▶ _WRITTEN INSTRUCTION_:
Filter the records for lines holding the string "analizy".

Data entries
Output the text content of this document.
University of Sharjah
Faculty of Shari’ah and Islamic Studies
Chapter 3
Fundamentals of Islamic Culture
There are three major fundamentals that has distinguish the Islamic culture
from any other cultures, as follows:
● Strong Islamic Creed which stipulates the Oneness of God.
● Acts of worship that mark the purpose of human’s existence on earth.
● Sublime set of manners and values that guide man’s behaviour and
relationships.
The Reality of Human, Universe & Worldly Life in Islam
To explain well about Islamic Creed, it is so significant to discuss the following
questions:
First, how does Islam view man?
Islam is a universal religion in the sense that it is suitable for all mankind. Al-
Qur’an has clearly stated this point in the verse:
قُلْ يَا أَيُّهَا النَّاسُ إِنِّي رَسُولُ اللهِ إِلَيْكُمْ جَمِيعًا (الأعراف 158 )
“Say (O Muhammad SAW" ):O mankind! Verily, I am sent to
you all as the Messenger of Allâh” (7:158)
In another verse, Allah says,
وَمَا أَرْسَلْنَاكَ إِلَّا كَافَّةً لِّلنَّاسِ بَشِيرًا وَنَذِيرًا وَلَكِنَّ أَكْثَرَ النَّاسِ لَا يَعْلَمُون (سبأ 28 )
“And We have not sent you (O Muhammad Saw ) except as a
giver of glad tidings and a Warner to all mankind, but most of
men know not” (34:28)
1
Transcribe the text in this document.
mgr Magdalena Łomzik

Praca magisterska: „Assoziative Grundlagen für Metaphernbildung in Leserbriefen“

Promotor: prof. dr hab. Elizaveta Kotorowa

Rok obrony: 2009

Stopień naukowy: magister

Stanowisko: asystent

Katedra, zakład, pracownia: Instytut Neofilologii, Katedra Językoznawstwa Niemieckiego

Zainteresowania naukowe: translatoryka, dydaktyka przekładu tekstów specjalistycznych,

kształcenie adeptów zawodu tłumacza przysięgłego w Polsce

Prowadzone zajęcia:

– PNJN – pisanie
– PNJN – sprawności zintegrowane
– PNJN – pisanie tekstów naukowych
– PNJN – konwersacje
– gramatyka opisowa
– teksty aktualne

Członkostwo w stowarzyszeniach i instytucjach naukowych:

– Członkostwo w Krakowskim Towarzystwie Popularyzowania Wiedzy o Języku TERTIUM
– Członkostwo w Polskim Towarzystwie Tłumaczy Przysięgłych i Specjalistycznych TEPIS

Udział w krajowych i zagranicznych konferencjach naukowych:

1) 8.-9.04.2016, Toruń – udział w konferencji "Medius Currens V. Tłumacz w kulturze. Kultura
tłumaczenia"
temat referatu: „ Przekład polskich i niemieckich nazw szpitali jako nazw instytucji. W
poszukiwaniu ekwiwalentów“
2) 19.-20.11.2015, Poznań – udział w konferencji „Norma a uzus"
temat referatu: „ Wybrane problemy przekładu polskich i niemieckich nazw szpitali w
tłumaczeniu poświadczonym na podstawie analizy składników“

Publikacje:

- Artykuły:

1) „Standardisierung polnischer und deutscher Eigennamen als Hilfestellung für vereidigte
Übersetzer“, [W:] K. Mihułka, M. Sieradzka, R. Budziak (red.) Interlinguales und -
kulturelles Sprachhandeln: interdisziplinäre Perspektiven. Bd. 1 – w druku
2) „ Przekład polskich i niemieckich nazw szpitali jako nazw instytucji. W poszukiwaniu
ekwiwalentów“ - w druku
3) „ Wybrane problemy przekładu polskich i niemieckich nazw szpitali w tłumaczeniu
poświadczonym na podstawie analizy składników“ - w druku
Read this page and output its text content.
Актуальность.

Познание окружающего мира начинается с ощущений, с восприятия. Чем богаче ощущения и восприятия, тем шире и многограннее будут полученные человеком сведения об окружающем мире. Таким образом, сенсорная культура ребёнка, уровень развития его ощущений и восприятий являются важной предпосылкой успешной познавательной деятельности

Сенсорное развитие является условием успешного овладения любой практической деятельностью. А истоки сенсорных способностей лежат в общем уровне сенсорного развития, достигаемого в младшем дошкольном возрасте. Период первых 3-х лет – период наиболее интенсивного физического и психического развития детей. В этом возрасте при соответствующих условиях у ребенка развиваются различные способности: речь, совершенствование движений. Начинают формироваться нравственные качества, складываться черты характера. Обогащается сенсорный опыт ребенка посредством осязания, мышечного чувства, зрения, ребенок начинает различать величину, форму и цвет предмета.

▶ _OUTPUT FOR THIS TASK_:
tłumaczeniu poświadczonym na podstawie analizy składników“
poświadczonym na podstawie analizy składników“ - w druku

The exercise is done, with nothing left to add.